# [The problem]
How many lines in the records below contain the word "opening" with its case matched exactly? Reply with the number alone.

# [Task material]
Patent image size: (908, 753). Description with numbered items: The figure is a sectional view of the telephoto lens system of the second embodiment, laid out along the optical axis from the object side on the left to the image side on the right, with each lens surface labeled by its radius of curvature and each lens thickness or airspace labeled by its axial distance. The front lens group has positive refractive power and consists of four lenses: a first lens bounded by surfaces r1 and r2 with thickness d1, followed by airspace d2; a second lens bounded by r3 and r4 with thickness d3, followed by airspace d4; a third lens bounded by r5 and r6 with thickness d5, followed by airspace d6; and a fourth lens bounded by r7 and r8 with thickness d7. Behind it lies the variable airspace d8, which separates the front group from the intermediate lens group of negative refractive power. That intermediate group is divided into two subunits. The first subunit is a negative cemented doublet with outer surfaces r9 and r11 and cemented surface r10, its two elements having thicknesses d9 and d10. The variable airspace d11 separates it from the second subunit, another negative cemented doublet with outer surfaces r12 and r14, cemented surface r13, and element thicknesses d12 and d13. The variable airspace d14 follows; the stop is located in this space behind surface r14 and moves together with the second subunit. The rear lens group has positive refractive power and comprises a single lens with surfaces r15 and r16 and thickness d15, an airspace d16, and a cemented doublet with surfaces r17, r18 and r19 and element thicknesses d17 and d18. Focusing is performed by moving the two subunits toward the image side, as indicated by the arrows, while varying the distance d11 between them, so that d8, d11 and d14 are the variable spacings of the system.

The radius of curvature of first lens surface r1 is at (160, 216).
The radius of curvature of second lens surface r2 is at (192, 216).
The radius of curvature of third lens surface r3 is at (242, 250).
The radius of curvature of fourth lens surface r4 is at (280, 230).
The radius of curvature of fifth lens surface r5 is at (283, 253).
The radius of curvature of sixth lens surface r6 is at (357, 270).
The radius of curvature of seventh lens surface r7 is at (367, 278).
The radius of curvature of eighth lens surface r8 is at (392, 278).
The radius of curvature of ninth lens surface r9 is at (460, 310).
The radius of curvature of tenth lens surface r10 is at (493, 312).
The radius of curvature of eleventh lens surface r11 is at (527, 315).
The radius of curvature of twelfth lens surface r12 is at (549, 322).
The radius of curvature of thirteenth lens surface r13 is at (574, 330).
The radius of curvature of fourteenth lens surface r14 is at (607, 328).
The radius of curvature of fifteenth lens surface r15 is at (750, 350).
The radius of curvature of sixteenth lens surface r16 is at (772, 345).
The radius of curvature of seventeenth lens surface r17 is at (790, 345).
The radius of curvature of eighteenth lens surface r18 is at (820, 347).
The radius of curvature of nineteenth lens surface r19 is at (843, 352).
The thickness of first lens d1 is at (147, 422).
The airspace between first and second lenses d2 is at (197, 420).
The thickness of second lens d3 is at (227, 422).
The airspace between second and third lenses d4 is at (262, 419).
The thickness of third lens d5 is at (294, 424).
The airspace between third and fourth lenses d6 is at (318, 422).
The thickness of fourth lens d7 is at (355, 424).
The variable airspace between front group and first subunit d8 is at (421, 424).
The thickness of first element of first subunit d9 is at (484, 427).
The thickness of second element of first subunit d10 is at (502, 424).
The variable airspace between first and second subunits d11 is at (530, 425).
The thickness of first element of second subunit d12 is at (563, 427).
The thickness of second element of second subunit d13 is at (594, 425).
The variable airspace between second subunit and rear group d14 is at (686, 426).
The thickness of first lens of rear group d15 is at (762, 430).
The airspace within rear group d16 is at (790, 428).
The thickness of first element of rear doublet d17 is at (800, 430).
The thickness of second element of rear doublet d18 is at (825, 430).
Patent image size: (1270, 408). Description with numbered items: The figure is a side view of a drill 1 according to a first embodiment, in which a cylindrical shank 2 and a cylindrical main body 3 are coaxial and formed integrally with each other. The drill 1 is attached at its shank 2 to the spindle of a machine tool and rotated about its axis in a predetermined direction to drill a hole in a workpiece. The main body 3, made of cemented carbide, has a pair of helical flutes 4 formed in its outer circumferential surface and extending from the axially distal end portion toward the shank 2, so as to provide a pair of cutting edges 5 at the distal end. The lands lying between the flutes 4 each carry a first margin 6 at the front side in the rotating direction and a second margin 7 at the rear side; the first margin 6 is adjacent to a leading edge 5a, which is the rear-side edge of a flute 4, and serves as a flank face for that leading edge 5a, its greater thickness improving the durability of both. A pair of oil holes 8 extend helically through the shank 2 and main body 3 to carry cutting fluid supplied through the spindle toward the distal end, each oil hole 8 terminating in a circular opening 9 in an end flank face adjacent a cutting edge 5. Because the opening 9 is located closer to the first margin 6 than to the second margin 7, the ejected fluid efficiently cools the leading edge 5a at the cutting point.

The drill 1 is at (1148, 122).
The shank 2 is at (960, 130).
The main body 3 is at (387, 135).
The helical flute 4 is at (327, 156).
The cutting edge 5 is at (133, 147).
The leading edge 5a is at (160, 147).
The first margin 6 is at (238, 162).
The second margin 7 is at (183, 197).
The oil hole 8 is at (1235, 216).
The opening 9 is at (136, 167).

---

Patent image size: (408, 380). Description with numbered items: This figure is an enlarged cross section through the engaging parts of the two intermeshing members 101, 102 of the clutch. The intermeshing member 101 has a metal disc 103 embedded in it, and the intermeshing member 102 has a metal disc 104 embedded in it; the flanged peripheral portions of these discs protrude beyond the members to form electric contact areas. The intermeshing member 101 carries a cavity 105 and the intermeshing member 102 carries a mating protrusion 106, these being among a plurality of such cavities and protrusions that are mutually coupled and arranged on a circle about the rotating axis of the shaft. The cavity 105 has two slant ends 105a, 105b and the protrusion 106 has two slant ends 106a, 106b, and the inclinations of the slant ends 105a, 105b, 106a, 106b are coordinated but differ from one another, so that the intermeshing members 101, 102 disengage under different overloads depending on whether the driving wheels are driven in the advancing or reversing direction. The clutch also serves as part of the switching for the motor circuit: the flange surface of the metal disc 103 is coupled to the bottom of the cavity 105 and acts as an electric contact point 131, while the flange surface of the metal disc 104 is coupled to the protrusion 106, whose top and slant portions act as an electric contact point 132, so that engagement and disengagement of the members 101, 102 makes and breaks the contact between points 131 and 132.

# [Answer to this task]
2